[Data entries]
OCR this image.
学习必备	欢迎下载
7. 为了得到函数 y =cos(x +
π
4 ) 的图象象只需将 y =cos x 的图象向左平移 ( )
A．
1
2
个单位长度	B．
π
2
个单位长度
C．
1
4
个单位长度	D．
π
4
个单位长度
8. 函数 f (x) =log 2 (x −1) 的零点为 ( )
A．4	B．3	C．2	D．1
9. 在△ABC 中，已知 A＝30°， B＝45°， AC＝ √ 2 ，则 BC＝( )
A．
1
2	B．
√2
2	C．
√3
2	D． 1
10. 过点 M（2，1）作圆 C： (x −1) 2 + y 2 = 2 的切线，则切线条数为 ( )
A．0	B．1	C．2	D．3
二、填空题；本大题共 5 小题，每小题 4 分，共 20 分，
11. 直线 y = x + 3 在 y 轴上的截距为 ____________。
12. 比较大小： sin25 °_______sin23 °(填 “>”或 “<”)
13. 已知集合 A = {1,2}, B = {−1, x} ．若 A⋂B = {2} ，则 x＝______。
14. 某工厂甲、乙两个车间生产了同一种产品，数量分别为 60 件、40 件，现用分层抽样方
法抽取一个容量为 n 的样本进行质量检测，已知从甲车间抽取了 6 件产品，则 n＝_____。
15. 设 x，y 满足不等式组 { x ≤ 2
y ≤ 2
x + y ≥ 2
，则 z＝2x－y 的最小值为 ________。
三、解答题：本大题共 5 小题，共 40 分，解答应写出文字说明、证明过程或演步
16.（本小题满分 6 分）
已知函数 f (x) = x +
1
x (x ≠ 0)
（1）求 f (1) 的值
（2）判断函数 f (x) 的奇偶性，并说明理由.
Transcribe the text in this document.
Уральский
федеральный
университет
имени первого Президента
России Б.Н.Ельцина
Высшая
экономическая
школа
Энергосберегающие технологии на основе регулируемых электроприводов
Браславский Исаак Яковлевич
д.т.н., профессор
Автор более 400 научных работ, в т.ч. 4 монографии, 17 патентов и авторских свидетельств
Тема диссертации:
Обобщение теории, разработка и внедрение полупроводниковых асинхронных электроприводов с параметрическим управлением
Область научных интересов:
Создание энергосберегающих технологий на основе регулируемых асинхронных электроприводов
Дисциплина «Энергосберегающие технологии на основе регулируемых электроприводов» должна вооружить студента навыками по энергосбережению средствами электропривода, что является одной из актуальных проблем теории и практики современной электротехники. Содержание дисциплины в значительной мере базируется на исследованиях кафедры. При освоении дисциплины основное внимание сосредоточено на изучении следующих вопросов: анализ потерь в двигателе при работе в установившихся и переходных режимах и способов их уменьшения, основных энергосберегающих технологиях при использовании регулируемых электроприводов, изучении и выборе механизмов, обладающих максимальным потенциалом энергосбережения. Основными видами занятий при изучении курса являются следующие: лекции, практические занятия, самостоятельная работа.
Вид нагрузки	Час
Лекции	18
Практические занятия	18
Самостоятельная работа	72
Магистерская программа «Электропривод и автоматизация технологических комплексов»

Your objective: Reproduce the complete set of lines precisely as supplied.

Solved exercise:
OCR this image.
学习必备	欢迎下载
7. 为了得到函数 y =cos(x +
π
4 ) 的图象象只需将 y =cos x 的图象向左平移 ( )
A．
1
2
个单位长度	B．
π
2
个单位长度
C．
1
4
个单位长度	D．
π
4
个单位长度
8. 函数 f (x) =log 2 (x −1) 的零点为 ( )
A．4	B．3	C．2	D．1
9. 在△ABC 中，已知 A＝30°， B＝45°， AC＝ √ 2 ，则 BC＝( )
A．
1
2	B．
√2
2	C．
√3
2	D． 1
10. 过点 M（2，1）作圆 C： (x −1) 2 + y 2 = 2 的切线，则切线条数为 ( )
A．0	B．1	C．2	D．3
二、填空题；本大题共 5 小题，每小题 4 分，共 20 分，
11. 直线 y = x + 3 在 y 轴上的截距为 ____________。
12. 比较大小： sin25 °_______sin23 °(填 “>”或 “<”)
13. 已知集合 A = {1,2}, B = {−1, x} ．若 A⋂B = {2} ，则 x＝______。
14. 某工厂甲、乙两个车间生产了同一种产品，数量分别为 60 件、40 件，现用分层抽样方
法抽取一个容量为 n 的样本进行质量检测，已知从甲车间抽取了 6 件产品，则 n＝_____。
15. 设 x，y 满足不等式组 { x ≤ 2
y ≤ 2
x + y ≥ 2
，则 z＝2x－y 的最小值为 ________。
三、解答题：本大题共 5 小题，共 40 分，解答应写出文字说明、证明过程或演步
16.（本小题满分 6 分）
已知函数 f (x) = x +
1
x (x ≠ 0)
（1）求 f (1) 的值
（2）判断函数 f (x) 的奇偶性，并说明理由.
Transcribe the text in this document.
Уральский
федеральный
университет
имени первого Президента
России Б.Н.Ельцина
Высшая
экономическая
школа
Энергосберегающие технологии на основе регулируемых электроприводов
Браславский Исаак Яковлевич
д.т.н., профессор
Автор более 400 научных работ, в т.ч. 4 монографии, 17 патентов и авторских свидетельств
Тема диссертации:
Обобщение теории, разработка и внедрение полупроводниковых асинхронных электроприводов с параметрическим управлением
Область научных интересов:
Создание энергосберегающих технологий на основе регулируемых асинхронных электроприводов
Дисциплина «Энергосберегающие технологии на основе регулируемых электроприводов» должна вооружить студента навыками по энергосбережению средствами электропривода, что является одной из актуальных проблем теории и практики современной электротехники. Содержание дисциплины в значительной мере базируется на исследованиях кафедры. При освоении дисциплины основное внимание сосредоточено на изучении следующих вопросов: анализ потерь в двигателе при работе в установившихся и переходных режимах и способов их уменьшения, основных энергосберегающих технологиях при использовании регулируемых электроприводов, изучении и выборе механизмов, обладающих максимальным потенциалом энергосбережения. Основными видами занятий при изучении курса являются следующие: лекции, практические занятия, самостоятельная работа.
Вид нагрузки	Час
Лекции	18
Практические занятия	18
Самостоятельная работа	72
Магистерская программа «Электропривод и автоматизация технологических комплексов»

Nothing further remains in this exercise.